Collection entries
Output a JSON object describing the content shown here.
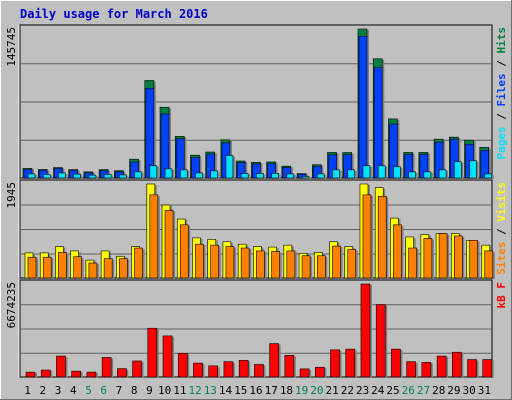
{
  "title": "Daily usage for March 2016",
  "colors": {
    "background": "#c0c0c0",
    "title": "#0000cc",
    "hits": "#008040",
    "files": "#0040ff",
    "pages": "#00e0ff",
    "visits": "#ffff00",
    "sites": "#ff8000",
    "kbytes": "#ff0000",
    "weekend_day": "#00805c",
    "weekday": "#000000"
  },
  "chart_data": [
    {
      "type": "bar",
      "panel": "hits-files-pages",
      "ylabel_max": "145745",
      "legend": [
        {
          "label": "Pages",
          "color": "#00e0ff"
        },
        {
          "label": "Files",
          "color": "#0040ff"
        },
        {
          "label": "Hits",
          "color": "#008040"
        }
      ],
      "legend_sep": " / ",
      "x": [
        "1",
        "2",
        "3",
        "4",
        "5",
        "6",
        "7",
        "8",
        "9",
        "10",
        "11",
        "12",
        "13",
        "14",
        "15",
        "16",
        "17",
        "18",
        "19",
        "20",
        "21",
        "22",
        "23",
        "24",
        "25",
        "26",
        "27",
        "28",
        "29",
        "30",
        "31"
      ],
      "weekend": [
        false,
        false,
        false,
        false,
        true,
        true,
        false,
        false,
        false,
        false,
        false,
        true,
        true,
        false,
        false,
        false,
        false,
        false,
        true,
        true,
        false,
        false,
        false,
        false,
        false,
        true,
        true,
        false,
        false,
        false,
        false
      ],
      "ylim": [
        0,
        145745
      ],
      "series": [
        {
          "name": "Hits",
          "values": [
            9400,
            8300,
            10200,
            8200,
            6000,
            8200,
            7100,
            18400,
            95400,
            69200,
            40800,
            22300,
            25400,
            37300,
            16600,
            15400,
            15700,
            11600,
            4300,
            13000,
            25000,
            24900,
            145745,
            116600,
            57800,
            25000,
            25000,
            38000,
            40000,
            37000,
            30000
          ]
        },
        {
          "name": "Files",
          "values": [
            8300,
            7700,
            9300,
            7300,
            5000,
            7300,
            6000,
            15700,
            87700,
            62700,
            38500,
            20000,
            23400,
            34400,
            15000,
            13800,
            14000,
            10300,
            3500,
            11400,
            22700,
            22800,
            138600,
            108000,
            52800,
            23000,
            23000,
            35000,
            38000,
            33000,
            27000
          ]
        },
        {
          "name": "Pages",
          "values": [
            4000,
            3500,
            5000,
            3800,
            2800,
            3500,
            3000,
            6000,
            12000,
            9000,
            8000,
            5000,
            7000,
            22000,
            4500,
            4500,
            4500,
            4000,
            1500,
            4000,
            8000,
            8000,
            12000,
            12000,
            11000,
            6000,
            6000,
            8000,
            16000,
            17000,
            4000
          ]
        }
      ]
    },
    {
      "type": "bar",
      "panel": "visits-sites",
      "ylabel_max": "1945",
      "legend": [
        {
          "label": "Sites",
          "color": "#ff8000"
        },
        {
          "label": "Visits",
          "color": "#ffff00"
        }
      ],
      "legend_sep": " / ",
      "ylim": [
        0,
        1945
      ],
      "series": [
        {
          "name": "Visits",
          "values": [
            520,
            520,
            650,
            560,
            370,
            560,
            450,
            650,
            1945,
            1510,
            1220,
            830,
            800,
            750,
            700,
            650,
            640,
            680,
            510,
            530,
            750,
            650,
            1945,
            1870,
            1240,
            850,
            900,
            920,
            920,
            780,
            680
          ]
        },
        {
          "name": "Sites",
          "values": [
            430,
            430,
            530,
            440,
            310,
            400,
            400,
            620,
            1720,
            1400,
            1100,
            700,
            680,
            650,
            620,
            560,
            550,
            560,
            460,
            460,
            660,
            590,
            1720,
            1690,
            1100,
            620,
            820,
            920,
            870,
            780,
            560
          ]
        }
      ]
    },
    {
      "type": "bar",
      "panel": "kbytes",
      "ylabel_max": "6674235",
      "legend": [
        {
          "label": "kB F",
          "color": "#ff0000"
        }
      ],
      "legend_sep": "",
      "ylim": [
        0,
        6674235
      ],
      "series": [
        {
          "name": "kB F",
          "values": [
            350000,
            500000,
            1500000,
            420000,
            350000,
            1400000,
            600000,
            1150000,
            3500000,
            2950000,
            1700000,
            1000000,
            800000,
            1100000,
            1200000,
            900000,
            2400000,
            1550000,
            580000,
            700000,
            1950000,
            2000000,
            6674235,
            5200000,
            2000000,
            1100000,
            1050000,
            1500000,
            1780000,
            1250000,
            1250000
          ]
        }
      ]
    }
  ]
}
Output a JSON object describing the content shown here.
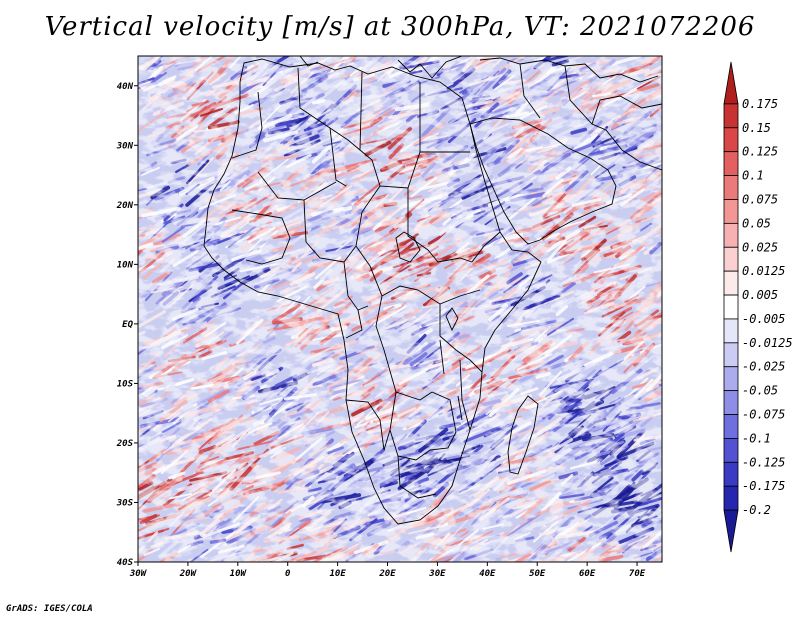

INSTRUCTIONS TO FOLLOW:
Transcribe the records above exactly, omitting every picture they contain.

SOLVED EXERCISE:
Output a JSON object describing the content shown here.
{
  "title": "Daily usage for March 2016",
  "colors": {
    "background": "#c0c0c0",
    "title": "#0000cc",
    "hits": "#008040",
    "files": "#0040ff",
    "pages": "#00e0ff",
    "visits": "#ffff00",
    "sites": "#ff8000",
    "kbytes": "#ff0000",
    "weekend_day": "#00805c",
    "weekday": "#000000"
  },
  "chart_data": [
    {
      "type": "bar",
      "panel": "hits-files-pages",
      "ylabel_max": "145745",
      "legend": [
        {
          "label": "Pages",
          "color": "#00e0ff"
        },
        {
          "label": "Files",
          "color": "#0040ff"
        },
        {
          "label": "Hits",
          "color": "#008040"
        }
      ],
      "legend_sep": " / ",
      "x": [
        "1",
        "2",
        "3",
        "4",
        "5",
        "6",
        "7",
        "8",
        "9",
        "10",
        "11",
        "12",
        "13",
        "14",
        "15",
        "16",
        "17",
        "18",
        "19",
        "20",
        "21",
        "22",
        "23",
        "24",
        "25",
        "26",
        "27",
        "28",
        "29",
        "30",
        "31"
      ],
      "weekend": [
        false,
        false,
        false,
        false,
        true,
        true,
        false,
        false,
        false,
        false,
        false,
        true,
        true,
        false,
        false,
        false,
        false,
        false,
        true,
        true,
        false,
        false,
        false,
        false,
        false,
        true,
        true,
        false,
        false,
        false,
        false
      ],
      "ylim": [
        0,
        145745
      ],
      "series": [
        {
          "name": "Hits",
          "values": [
            9400,
            8300,
            10200,
            8200,
            6000,
            8200,
            7100,
            18400,
            95400,
            69200,
            40800,
            22300,
            25400,
            37300,
            16600,
            15400,
            15700,
            11600,
            4300,
            13000,
            25000,
            24900,
            145745,
            116600,
            57800,
            25000,
            25000,
            38000,
            40000,
            37000,
            30000
          ]
        },
        {
          "name": "Files",
          "values": [
            8300,
            7700,
            9300,
            7300,
            5000,
            7300,
            6000,
            15700,
            87700,
            62700,
            38500,
            20000,
            23400,
            34400,
            15000,
            13800,
            14000,
            10300,
            3500,
            11400,
            22700,
            22800,
            138600,
            108000,
            52800,
            23000,
            23000,
            35000,
            38000,
            33000,
            27000
          ]
        },
        {
          "name": "Pages",
          "values": [
            4000,
            3500,
            5000,
            3800,
            2800,
            3500,
            3000,
            6000,
            12000,
            9000,
            8000,
            5000,
            7000,
            22000,
            4500,
            4500,
            4500,
            4000,
            1500,
            4000,
            8000,
            8000,
            12000,
            12000,
            11000,
            6000,
            6000,
            8000,
            16000,
            17000,
            4000
          ]
        }
      ]
    },
    {
      "type": "bar",
      "panel": "visits-sites",
      "ylabel_max": "1945",
      "legend": [
        {
          "label": "Sites",
          "color": "#ff8000"
        },
        {
          "label": "Visits",
          "color": "#ffff00"
        }
      ],
      "legend_sep": " / ",
      "ylim": [
        0,
        1945
      ],
      "series": [
        {
          "name": "Visits",
          "values": [
            520,
            520,
            650,
            560,
            370,
            560,
            450,
            650,
            1945,
            1510,
            1220,
            830,
            800,
            750,
            700,
            650,
            640,
            680,
            510,
            530,
            750,
            650,
            1945,
            1870,
            1240,
            850,
            900,
            920,
            920,
            780,
            680
          ]
        },
        {
          "name": "Sites",
          "values": [
            430,
            430,
            530,
            440,
            310,
            400,
            400,
            620,
            1720,
            1400,
            1100,
            700,
            680,
            650,
            620,
            560,
            550,
            560,
            460,
            460,
            660,
            590,
            1720,
            1690,
            1100,
            620,
            820,
            920,
            870,
            780,
            560
          ]
        }
      ]
    },
    {
      "type": "bar",
      "panel": "kbytes",
      "ylabel_max": "6674235",
      "legend": [
        {
          "label": "kB F",
          "color": "#ff0000"
        }
      ],
      "legend_sep": "",
      "ylim": [
        0,
        6674235
      ],
      "series": [
        {
          "name": "kB F",
          "values": [
            350000,
            500000,
            1500000,
            420000,
            350000,
            1400000,
            600000,
            1150000,
            3500000,
            2950000,
            1700000,
            1000000,
            800000,
            1100000,
            1200000,
            900000,
            2400000,
            1550000,
            580000,
            700000,
            1950000,
            2000000,
            6674235,
            5200000,
            2000000,
            1100000,
            1050000,
            1500000,
            1780000,
            1250000,
            1250000
          ]
        }
      ]
    }
  ]
}
Output a JSON object describing the content shown here.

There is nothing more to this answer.